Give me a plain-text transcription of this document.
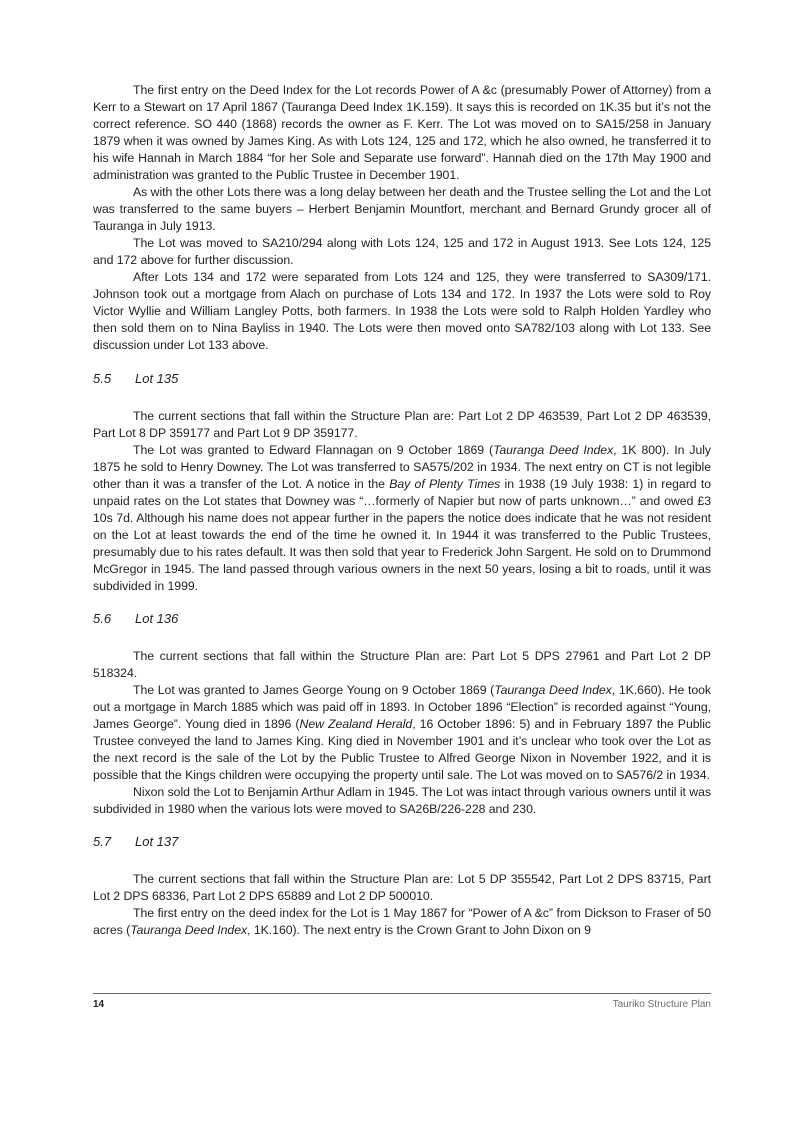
The first entry on the Deed Index for the Lot records Power of A &c (presumably Power of Attorney) from a Kerr to a Stewart on 17 April 1867 (Tauranga Deed Index 1K.159). It says this is recorded on 1K.35 but it’s not the correct reference. SO 440 (1868) records the owner as F. Kerr. The Lot was moved on to SA15/258 in January 1879 when it was owned by James King. As with Lots 124, 125 and 172, which he also owned, he transferred it to his wife Hannah in March 1884 “for her Sole and Separate use forward”. Hannah died on the 17th May 1900 and administration was granted to the Public Trustee in December 1901.

As with the other Lots there was a long delay between her death and the Trustee selling the Lot and the Lot was transferred to the same buyers – Herbert Benjamin Mountfort, merchant and Bernard Grundy grocer all of Tauranga in July 1913.

The Lot was moved to SA210/294 along with Lots 124, 125 and 172 in August 1913. See Lots 124, 125 and 172 above for further discussion.

After Lots 134 and 172 were separated from Lots 124 and 125, they were transferred to SA309/171. Johnson took out a mortgage from Alach on purchase of Lots 134 and 172. In 1937 the Lots were sold to Roy Victor Wyllie and William Langley Potts, both farmers. In 1938 the Lots were sold to Ralph Holden Yardley who then sold them on to Nina Bayliss in 1940. The Lots were then moved onto SA782/103 along with Lot 133. See discussion under Lot 133 above.

5.5 Lot 135

The current sections that fall within the Structure Plan are: Part Lot 2 DP 463539, Part Lot 2 DP 463539, Part Lot 8 DP 359177 and Part Lot 9 DP 359177.

The Lot was granted to Edward Flannagan on 9 October 1869 (Tauranga Deed Index, 1K 800). In July 1875 he sold to Henry Downey. The Lot was transferred to SA575/202 in 1934. The next entry on CT is not legible other than it was a transfer of the Lot. A notice in the Bay of Plenty Times in 1938 (19 July 1938: 1) in regard to unpaid rates on the Lot states that Downey was “…formerly of Napier but now of parts unknown…” and owed £3 10s 7d. Although his name does not appear further in the papers the notice does indicate that he was not resident on the Lot at least towards the end of the time he owned it. In 1944 it was transferred to the Public Trustees, presumably due to his rates default. It was then sold that year to Frederick John Sargent. He sold on to Drummond McGregor in 1945. The land passed through various owners in the next 50 years, losing a bit to roads, until it was subdivided in 1999.

5.6 Lot 136

The current sections that fall within the Structure Plan are: Part Lot 5 DPS 27961 and Part Lot 2 DP 518324.

The Lot was granted to James George Young on 9 October 1869 (Tauranga Deed Index, 1K.660). He took out a mortgage in March 1885 which was paid off in 1893. In October 1896 “Election” is recorded against “Young, James George”. Young died in 1896 (New Zealand Herald, 16 October 1896: 5) and in February 1897 the Public Trustee conveyed the land to James King. King died in November 1901 and it’s unclear who took over the Lot as the next record is the sale of the Lot by the Public Trustee to Alfred George Nixon in November 1922, and it is possible that the Kings children were occupying the property until sale. The Lot was moved on to SA576/2 in 1934.

Nixon sold the Lot to Benjamin Arthur Adlam in 1945. The Lot was intact through various owners until it was subdivided in 1980 when the various lots were moved to SA26B/226-228 and 230.

5.7 Lot 137

The current sections that fall within the Structure Plan are: Lot 5 DP 355542, Part Lot 2 DPS 83715, Part Lot 2 DPS 68336, Part Lot 2 DPS 65889 and Lot 2 DP 500010.

The first entry on the deed index for the Lot is 1 May 1867 for “Power of A &c” from Dickson to Fraser of 50 acres (Tauranga Deed Index, 1K.160). The next entry is the Crown Grant to John Dixon on 9

14	Tauriko Structure Plan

□ □ □

Show every line in the records above that contains the word "Plan".

◆ Written reply
The current sections that fall within the Structure Plan are: Part Lot 2 DP 463539, Part Lot 2 DP 463539, Part Lot 8 DP 359177 and Part Lot 9 DP 359177.
The current sections that fall within the Structure Plan are: Part Lot 5 DPS 27961 and Part Lot 2 DP 518324.
The current sections that fall within the Structure Plan are: Lot 5 DP 355542, Part Lot 2 DPS 83715, Part Lot 2 DPS 68336, Part Lot 2 DPS 65889 and Lot 2 DP 500010.
14	Tauriko Structure Plan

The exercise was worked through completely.